Will you output all of the data below exactly, omitting the images?

-- Begin THE RECORDS --

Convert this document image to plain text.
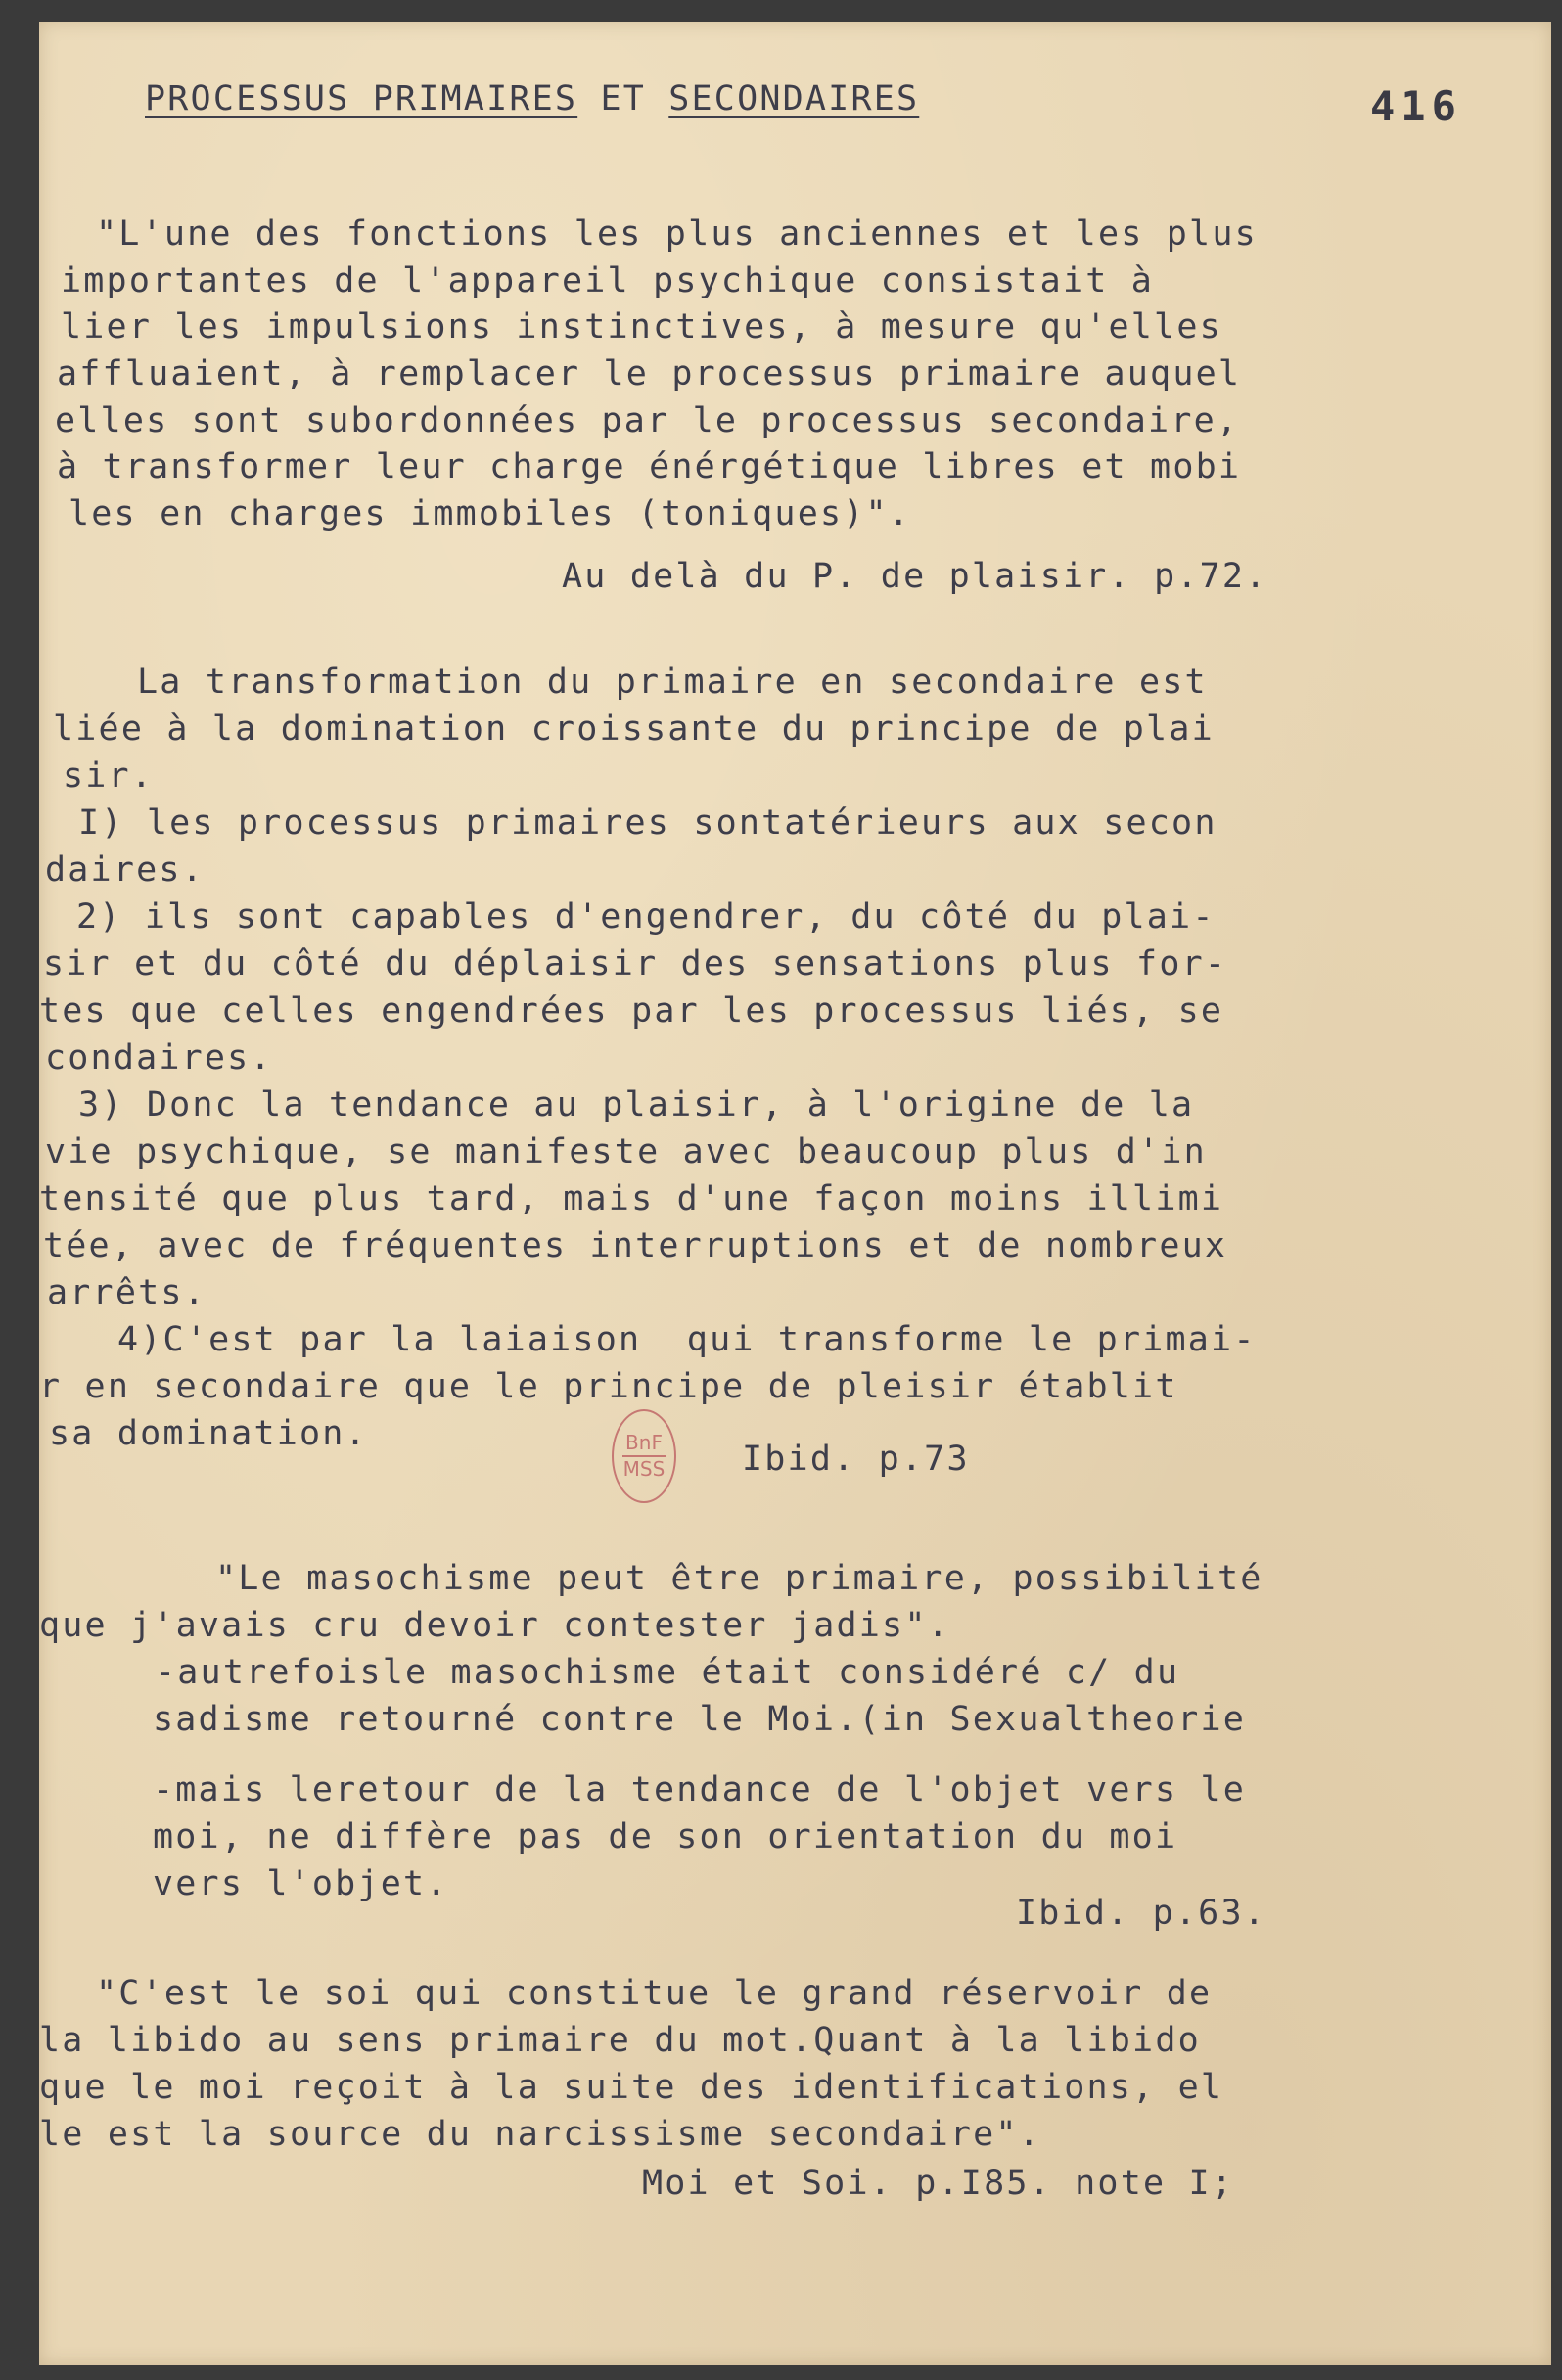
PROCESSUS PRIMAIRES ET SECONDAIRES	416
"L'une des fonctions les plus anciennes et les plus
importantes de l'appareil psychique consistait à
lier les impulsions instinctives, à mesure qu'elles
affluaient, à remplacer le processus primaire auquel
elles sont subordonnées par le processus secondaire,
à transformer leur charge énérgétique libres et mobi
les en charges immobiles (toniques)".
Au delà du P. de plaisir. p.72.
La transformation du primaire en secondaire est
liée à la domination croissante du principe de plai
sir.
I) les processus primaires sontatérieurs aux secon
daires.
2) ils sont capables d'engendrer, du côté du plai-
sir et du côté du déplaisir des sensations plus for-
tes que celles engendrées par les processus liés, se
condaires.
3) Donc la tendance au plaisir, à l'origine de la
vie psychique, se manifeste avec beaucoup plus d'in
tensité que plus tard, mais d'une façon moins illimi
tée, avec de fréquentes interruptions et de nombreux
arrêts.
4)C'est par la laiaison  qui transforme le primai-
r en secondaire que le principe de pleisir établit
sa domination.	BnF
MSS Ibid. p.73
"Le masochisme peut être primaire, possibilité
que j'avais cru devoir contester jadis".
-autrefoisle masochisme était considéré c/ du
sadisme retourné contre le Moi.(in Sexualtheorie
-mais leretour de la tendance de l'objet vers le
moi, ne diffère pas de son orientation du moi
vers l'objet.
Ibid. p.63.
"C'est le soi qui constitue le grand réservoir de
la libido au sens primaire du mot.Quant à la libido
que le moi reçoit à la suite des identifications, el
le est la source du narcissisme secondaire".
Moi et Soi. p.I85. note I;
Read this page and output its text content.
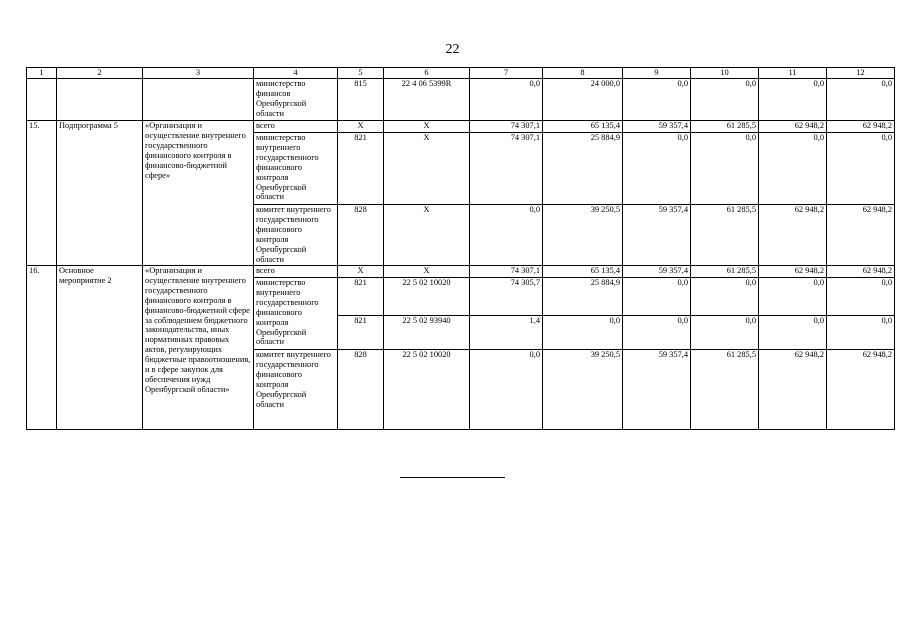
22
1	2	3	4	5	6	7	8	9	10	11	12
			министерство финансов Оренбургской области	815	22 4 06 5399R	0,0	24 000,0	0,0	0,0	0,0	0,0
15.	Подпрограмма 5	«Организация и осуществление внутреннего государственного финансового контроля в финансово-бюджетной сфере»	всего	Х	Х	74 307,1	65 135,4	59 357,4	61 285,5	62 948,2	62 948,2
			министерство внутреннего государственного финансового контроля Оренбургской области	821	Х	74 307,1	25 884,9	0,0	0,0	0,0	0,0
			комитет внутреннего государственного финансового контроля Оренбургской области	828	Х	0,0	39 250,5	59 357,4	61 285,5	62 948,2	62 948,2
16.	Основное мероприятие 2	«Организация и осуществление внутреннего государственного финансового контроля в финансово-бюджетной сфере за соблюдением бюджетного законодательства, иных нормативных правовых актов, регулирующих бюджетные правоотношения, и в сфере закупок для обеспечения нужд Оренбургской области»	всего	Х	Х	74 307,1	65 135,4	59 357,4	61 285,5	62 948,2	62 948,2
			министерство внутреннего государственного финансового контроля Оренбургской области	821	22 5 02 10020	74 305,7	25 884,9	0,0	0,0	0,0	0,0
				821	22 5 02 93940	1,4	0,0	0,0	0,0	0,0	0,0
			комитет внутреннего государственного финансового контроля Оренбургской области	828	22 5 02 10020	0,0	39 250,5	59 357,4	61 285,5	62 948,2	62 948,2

-- End THE RECORDS --

▸ **TASK OUTPUT**:
Convert this document image to plain text.
PROCESSUS PRIMAIRES ET SECONDAIRES	416
"L'une des fonctions les plus anciennes et les plus
importantes de l'appareil psychique consistait à
lier les impulsions instinctives, à mesure qu'elles
affluaient, à remplacer le processus primaire auquel
elles sont subordonnées par le processus secondaire,
à transformer leur charge énérgétique libres et mobi
les en charges immobiles (toniques)".
Au delà du P. de plaisir. p.72.
La transformation du primaire en secondaire est
liée à la domination croissante du principe de plai
sir.
I) les processus primaires sontatérieurs aux secon
daires.
2) ils sont capables d'engendrer, du côté du plai-
sir et du côté du déplaisir des sensations plus for-
tes que celles engendrées par les processus liés, se
condaires.
3) Donc la tendance au plaisir, à l'origine de la
vie psychique, se manifeste avec beaucoup plus d'in
tensité que plus tard, mais d'une façon moins illimi
tée, avec de fréquentes interruptions et de nombreux
arrêts.
4)C'est par la laiaison  qui transforme le primai-
r en secondaire que le principe de pleisir établit
sa domination.	BnF
MSS Ibid. p.73
"Le masochisme peut être primaire, possibilité
que j'avais cru devoir contester jadis".
-autrefoisle masochisme était considéré c/ du
sadisme retourné contre le Moi.(in Sexualtheorie
-mais leretour de la tendance de l'objet vers le
moi, ne diffère pas de son orientation du moi
vers l'objet.
Ibid. p.63.
"C'est le soi qui constitue le grand réservoir de
la libido au sens primaire du mot.Quant à la libido
que le moi reçoit à la suite des identifications, el
le est la source du narcissisme secondaire".
Moi et Soi. p.I85. note I;
Read this page and output its text content.
22
1	2	3	4	5	6	7	8	9	10	11	12
			министерство финансов Оренбургской области	815	22 4 06 5399R	0,0	24 000,0	0,0	0,0	0,0	0,0
15.	Подпрограмма 5	«Организация и осуществление внутреннего государственного финансового контроля в финансово-бюджетной сфере»	всего	Х	Х	74 307,1	65 135,4	59 357,4	61 285,5	62 948,2	62 948,2
			министерство внутреннего государственного финансового контроля Оренбургской области	821	Х	74 307,1	25 884,9	0,0	0,0	0,0	0,0
			комитет внутреннего государственного финансового контроля Оренбургской области	828	Х	0,0	39 250,5	59 357,4	61 285,5	62 948,2	62 948,2
16.	Основное мероприятие 2	«Организация и осуществление внутреннего государственного финансового контроля в финансово-бюджетной сфере за соблюдением бюджетного законодательства, иных нормативных правовых актов, регулирующих бюджетные правоотношения, и в сфере закупок для обеспечения нужд Оренбургской области»	всего	Х	Х	74 307,1	65 135,4	59 357,4	61 285,5	62 948,2	62 948,2
			министерство внутреннего государственного финансового контроля Оренбургской области	821	22 5 02 10020	74 305,7	25 884,9	0,0	0,0	0,0	0,0
				821	22 5 02 93940	1,4	0,0	0,0	0,0	0,0	0,0
			комитет внутреннего государственного финансового контроля Оренбургской области	828	22 5 02 10020	0,0	39 250,5	59 357,4	61 285,5	62 948,2	62 948,2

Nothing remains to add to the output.